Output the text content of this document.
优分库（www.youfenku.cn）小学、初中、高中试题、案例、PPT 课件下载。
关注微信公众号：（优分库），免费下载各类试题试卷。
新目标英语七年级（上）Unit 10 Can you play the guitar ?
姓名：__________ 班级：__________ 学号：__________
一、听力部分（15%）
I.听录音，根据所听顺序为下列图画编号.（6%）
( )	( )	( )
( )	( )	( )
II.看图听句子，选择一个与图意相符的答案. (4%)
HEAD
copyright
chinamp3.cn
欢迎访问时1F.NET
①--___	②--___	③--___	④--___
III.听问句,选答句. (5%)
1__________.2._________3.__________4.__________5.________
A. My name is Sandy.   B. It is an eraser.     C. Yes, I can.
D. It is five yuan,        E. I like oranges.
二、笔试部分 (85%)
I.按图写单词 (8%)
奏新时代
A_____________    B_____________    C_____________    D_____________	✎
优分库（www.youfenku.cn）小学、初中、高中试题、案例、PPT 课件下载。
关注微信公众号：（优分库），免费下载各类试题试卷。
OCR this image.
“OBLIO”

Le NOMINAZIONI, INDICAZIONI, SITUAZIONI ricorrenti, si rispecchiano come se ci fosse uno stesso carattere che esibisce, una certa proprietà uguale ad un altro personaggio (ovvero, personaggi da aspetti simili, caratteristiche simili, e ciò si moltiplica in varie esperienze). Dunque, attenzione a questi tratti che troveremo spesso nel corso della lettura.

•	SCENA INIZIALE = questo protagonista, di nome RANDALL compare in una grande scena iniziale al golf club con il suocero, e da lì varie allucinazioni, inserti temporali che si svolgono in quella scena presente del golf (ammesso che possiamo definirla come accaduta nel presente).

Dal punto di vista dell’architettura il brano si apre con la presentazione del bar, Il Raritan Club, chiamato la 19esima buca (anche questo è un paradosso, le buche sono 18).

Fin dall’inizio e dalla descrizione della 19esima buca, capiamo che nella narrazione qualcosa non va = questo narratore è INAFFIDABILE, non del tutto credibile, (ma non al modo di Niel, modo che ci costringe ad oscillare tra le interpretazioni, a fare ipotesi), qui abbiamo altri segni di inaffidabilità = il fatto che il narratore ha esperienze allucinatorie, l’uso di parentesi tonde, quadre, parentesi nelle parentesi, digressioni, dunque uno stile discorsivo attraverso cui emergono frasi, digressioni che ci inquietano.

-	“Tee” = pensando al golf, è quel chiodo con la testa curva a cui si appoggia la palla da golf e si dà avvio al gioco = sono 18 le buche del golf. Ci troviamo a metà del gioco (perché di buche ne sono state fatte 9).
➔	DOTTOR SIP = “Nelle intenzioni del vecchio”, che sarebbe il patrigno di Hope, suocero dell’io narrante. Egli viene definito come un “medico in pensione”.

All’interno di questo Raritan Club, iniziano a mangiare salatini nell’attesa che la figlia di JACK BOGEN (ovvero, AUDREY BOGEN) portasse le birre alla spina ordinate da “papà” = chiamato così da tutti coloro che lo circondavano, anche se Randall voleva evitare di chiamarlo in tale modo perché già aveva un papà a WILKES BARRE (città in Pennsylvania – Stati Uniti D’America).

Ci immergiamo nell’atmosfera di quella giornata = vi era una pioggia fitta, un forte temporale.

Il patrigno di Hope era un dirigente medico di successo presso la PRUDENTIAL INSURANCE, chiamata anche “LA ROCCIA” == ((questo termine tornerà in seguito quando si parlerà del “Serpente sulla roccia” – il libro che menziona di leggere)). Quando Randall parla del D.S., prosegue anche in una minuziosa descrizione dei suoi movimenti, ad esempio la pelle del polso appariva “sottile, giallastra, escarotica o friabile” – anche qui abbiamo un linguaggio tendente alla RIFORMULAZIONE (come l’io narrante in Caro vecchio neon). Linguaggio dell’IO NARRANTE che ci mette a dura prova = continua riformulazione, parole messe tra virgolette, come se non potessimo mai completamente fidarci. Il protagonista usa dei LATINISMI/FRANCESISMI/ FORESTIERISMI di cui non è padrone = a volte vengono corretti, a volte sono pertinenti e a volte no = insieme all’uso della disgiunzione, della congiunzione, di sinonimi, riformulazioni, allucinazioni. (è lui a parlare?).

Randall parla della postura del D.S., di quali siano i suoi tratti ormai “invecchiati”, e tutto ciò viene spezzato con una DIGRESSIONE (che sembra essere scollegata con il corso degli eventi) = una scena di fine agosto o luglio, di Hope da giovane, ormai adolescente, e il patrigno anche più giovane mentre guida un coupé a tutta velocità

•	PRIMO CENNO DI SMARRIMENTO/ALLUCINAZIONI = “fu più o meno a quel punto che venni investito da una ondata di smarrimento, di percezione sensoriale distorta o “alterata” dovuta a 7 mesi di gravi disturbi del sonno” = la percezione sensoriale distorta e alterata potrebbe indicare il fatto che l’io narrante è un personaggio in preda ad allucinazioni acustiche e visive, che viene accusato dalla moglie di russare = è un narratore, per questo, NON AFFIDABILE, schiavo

To be done: In the data above, tally the lines holding "Raritan" and answer with the figure only.

Written response: 2